Exercise requirements:
Reproduce all entries precisely, down to the last character.

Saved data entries
* * *
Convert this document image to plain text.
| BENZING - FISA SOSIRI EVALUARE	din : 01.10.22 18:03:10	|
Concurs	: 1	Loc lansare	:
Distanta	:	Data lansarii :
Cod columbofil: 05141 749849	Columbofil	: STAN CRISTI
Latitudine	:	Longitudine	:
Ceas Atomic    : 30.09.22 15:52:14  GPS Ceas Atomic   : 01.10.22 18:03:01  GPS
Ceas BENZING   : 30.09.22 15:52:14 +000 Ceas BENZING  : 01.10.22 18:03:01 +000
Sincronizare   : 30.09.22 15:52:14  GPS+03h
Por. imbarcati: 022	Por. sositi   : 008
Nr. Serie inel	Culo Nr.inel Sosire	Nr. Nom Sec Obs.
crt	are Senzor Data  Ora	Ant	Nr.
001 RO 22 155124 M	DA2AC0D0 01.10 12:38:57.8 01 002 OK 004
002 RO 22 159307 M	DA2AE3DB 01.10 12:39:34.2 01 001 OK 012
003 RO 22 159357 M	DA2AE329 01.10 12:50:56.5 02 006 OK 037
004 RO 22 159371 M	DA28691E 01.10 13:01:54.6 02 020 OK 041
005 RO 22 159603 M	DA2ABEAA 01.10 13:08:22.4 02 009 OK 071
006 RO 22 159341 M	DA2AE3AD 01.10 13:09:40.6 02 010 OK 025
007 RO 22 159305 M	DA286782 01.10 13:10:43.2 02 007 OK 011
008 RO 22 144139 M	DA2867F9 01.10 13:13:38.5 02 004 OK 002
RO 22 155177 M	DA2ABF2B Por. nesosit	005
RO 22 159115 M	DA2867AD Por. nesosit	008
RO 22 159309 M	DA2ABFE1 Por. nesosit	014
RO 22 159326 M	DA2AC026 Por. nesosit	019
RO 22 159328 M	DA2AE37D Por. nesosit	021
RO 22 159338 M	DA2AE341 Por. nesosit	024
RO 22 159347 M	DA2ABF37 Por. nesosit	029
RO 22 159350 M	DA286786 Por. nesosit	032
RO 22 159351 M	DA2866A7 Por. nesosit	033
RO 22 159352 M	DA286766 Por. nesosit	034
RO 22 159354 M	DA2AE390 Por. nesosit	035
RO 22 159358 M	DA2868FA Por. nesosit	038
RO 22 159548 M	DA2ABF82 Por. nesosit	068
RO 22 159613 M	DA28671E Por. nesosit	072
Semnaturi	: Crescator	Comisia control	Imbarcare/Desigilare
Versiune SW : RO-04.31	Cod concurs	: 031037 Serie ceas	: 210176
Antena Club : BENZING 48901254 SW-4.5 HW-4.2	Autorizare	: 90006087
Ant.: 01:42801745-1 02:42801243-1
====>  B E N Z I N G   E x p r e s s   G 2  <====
* * *
Answer to the task:
Convert this document image to plain text.
| BENZING - FISA SOSIRI EVALUARE	din : 01.10.22 18:03:10	|
Concurs	: 1	Loc lansare	:
Distanta	:	Data lansarii :
Cod columbofil: 05141 749849	Columbofil	: STAN CRISTI
Latitudine	:	Longitudine	:
Ceas Atomic    : 30.09.22 15:52:14  GPS Ceas Atomic   : 01.10.22 18:03:01  GPS
Ceas BENZING   : 30.09.22 15:52:14 +000 Ceas BENZING  : 01.10.22 18:03:01 +000
Sincronizare   : 30.09.22 15:52:14  GPS+03h
Por. imbarcati: 022	Por. sositi   : 008
Nr. Serie inel	Culo Nr.inel Sosire	Nr. Nom Sec Obs.
crt	are Senzor Data  Ora	Ant	Nr.
001 RO 22 155124 M	DA2AC0D0 01.10 12:38:57.8 01 002 OK 004
002 RO 22 159307 M	DA2AE3DB 01.10 12:39:34.2 01 001 OK 012
003 RO 22 159357 M	DA2AE329 01.10 12:50:56.5 02 006 OK 037
004 RO 22 159371 M	DA28691E 01.10 13:01:54.6 02 020 OK 041
005 RO 22 159603 M	DA2ABEAA 01.10 13:08:22.4 02 009 OK 071
006 RO 22 159341 M	DA2AE3AD 01.10 13:09:40.6 02 010 OK 025
007 RO 22 159305 M	DA286782 01.10 13:10:43.2 02 007 OK 011
008 RO 22 144139 M	DA2867F9 01.10 13:13:38.5 02 004 OK 002
RO 22 155177 M	DA2ABF2B Por. nesosit	005
RO 22 159115 M	DA2867AD Por. nesosit	008
RO 22 159309 M	DA2ABFE1 Por. nesosit	014
RO 22 159326 M	DA2AC026 Por. nesosit	019
RO 22 159328 M	DA2AE37D Por. nesosit	021
RO 22 159338 M	DA2AE341 Por. nesosit	024
RO 22 159347 M	DA2ABF37 Por. nesosit	029
RO 22 159350 M	DA286786 Por. nesosit	032
RO 22 159351 M	DA2866A7 Por. nesosit	033
RO 22 159352 M	DA286766 Por. nesosit	034
RO 22 159354 M	DA2AE390 Por. nesosit	035
RO 22 159358 M	DA2868FA Por. nesosit	038
RO 22 159548 M	DA2ABF82 Por. nesosit	068
RO 22 159613 M	DA28671E Por. nesosit	072
Semnaturi	: Crescator	Comisia control	Imbarcare/Desigilare
Versiune SW : RO-04.31	Cod concurs	: 031037 Serie ceas	: 210176
Antena Club : BENZING 48901254 SW-4.5 HW-4.2	Autorizare	: 90006087
Ant.: 01:42801745-1 02:42801243-1
====>  B E N Z I N G   E x p r e s s   G 2  <====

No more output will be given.